>> Start DATASET ENTRIES

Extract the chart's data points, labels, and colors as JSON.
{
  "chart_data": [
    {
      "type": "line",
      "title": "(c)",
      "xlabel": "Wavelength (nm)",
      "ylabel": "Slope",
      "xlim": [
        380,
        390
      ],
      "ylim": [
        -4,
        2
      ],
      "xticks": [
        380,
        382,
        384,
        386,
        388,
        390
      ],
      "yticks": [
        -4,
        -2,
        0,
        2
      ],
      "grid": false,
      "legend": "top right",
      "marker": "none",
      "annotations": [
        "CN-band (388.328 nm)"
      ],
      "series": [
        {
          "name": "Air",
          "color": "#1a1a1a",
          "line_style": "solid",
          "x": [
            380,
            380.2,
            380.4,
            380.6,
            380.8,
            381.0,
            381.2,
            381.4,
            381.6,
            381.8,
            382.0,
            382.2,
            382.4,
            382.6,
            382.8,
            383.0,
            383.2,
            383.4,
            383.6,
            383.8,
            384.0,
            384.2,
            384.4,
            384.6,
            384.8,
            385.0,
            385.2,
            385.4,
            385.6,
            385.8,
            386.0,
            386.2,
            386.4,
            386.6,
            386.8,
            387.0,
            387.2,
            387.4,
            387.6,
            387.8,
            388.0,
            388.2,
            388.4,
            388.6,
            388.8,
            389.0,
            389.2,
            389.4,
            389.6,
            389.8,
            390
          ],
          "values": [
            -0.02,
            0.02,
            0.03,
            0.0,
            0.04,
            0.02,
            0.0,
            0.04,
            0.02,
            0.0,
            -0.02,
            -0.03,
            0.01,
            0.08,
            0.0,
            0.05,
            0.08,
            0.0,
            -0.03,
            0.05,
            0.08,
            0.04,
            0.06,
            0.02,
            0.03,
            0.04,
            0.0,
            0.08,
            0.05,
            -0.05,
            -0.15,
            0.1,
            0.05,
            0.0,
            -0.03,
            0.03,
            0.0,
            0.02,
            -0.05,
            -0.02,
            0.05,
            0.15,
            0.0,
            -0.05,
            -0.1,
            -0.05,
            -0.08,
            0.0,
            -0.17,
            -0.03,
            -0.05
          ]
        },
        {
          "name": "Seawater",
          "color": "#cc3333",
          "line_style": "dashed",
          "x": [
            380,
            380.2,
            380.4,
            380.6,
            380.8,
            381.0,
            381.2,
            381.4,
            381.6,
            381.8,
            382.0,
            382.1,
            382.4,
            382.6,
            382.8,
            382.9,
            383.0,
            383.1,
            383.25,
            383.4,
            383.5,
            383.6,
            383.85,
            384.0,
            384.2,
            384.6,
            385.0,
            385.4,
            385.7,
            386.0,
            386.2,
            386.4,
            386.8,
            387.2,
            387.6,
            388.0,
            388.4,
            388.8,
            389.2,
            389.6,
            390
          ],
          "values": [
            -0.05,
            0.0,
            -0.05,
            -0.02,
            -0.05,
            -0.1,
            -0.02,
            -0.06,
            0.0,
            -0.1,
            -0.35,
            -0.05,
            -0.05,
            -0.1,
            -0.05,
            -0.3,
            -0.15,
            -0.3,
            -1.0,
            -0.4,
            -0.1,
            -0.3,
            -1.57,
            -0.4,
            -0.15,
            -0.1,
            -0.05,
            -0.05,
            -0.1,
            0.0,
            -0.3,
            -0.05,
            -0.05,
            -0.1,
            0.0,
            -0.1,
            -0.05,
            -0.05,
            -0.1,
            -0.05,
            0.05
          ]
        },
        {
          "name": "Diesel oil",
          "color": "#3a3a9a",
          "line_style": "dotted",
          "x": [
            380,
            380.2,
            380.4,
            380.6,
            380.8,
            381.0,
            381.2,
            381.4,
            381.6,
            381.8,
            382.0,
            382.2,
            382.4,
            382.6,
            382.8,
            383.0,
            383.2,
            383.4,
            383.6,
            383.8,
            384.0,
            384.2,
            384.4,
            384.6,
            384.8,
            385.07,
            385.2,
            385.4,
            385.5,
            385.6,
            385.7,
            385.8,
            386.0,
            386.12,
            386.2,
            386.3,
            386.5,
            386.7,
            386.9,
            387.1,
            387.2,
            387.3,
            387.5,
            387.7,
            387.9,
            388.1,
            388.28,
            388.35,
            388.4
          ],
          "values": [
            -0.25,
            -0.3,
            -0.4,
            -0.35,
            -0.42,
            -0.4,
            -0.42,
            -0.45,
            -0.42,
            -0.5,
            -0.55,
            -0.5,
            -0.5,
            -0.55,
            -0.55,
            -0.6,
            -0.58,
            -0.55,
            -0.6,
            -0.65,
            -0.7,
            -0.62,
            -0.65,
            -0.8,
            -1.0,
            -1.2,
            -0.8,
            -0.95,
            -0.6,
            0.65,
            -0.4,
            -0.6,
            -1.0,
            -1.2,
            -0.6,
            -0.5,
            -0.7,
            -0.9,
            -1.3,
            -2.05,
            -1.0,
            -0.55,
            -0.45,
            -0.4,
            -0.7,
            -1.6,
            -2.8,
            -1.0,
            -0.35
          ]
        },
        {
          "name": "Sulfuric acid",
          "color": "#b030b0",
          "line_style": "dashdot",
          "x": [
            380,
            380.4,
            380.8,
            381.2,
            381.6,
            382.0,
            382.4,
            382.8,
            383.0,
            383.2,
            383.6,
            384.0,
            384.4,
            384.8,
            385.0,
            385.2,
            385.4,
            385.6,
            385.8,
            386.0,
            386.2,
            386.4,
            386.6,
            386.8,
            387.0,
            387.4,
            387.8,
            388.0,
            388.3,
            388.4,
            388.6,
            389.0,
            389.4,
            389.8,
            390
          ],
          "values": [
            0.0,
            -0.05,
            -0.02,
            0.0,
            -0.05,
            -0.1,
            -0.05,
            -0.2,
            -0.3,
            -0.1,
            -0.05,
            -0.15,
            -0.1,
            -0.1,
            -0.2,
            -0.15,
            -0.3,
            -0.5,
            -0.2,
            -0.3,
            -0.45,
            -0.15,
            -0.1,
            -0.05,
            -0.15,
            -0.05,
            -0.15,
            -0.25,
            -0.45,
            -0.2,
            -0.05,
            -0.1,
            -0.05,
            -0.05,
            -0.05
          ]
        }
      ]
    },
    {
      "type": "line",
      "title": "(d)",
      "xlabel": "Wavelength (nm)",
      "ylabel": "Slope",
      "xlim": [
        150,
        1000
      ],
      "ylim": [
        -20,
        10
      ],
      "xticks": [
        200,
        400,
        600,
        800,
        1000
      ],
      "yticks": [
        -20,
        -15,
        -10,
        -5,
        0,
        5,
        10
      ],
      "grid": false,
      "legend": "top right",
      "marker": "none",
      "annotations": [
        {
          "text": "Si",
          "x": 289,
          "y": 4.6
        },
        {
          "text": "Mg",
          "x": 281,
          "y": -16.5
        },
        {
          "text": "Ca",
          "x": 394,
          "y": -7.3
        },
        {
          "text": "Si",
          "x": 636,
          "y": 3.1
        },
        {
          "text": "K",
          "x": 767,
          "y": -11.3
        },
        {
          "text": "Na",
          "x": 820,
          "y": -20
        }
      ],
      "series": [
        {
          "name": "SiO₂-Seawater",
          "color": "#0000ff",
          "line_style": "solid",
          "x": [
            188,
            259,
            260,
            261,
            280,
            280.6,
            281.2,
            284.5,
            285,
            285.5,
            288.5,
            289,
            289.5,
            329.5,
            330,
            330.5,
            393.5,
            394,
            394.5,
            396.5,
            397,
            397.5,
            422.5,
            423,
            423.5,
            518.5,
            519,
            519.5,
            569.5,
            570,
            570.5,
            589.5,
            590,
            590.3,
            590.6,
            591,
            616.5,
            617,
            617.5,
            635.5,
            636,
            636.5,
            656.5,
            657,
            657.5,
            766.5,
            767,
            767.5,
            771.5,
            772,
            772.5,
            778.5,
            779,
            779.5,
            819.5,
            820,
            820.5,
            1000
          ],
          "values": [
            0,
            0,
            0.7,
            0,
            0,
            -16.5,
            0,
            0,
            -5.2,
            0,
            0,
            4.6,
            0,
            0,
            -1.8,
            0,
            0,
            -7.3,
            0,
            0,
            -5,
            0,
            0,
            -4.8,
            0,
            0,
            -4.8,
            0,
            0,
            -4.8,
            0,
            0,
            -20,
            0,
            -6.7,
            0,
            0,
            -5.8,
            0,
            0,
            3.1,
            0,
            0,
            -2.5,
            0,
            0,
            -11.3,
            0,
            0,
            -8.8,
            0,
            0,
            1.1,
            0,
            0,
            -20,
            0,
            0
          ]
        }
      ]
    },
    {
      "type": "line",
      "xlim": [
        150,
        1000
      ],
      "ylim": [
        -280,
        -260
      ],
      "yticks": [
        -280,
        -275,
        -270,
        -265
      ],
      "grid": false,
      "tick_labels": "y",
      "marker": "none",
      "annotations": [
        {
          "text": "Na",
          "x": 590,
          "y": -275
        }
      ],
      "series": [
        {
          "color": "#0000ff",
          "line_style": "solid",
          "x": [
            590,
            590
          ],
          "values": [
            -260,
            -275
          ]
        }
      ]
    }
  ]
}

>> End DATASET ENTRIES

• _PROBLEM REQUIREMENTS_:
Go through the material line by line. Show each line that contains the string "text".

• _CORRECT RESULT_:
          "text": "Si",
          "text": "Mg",
          "text": "Ca",
          "text": "Si",
          "text": "K",
          "text": "Na",
          "text": "Na",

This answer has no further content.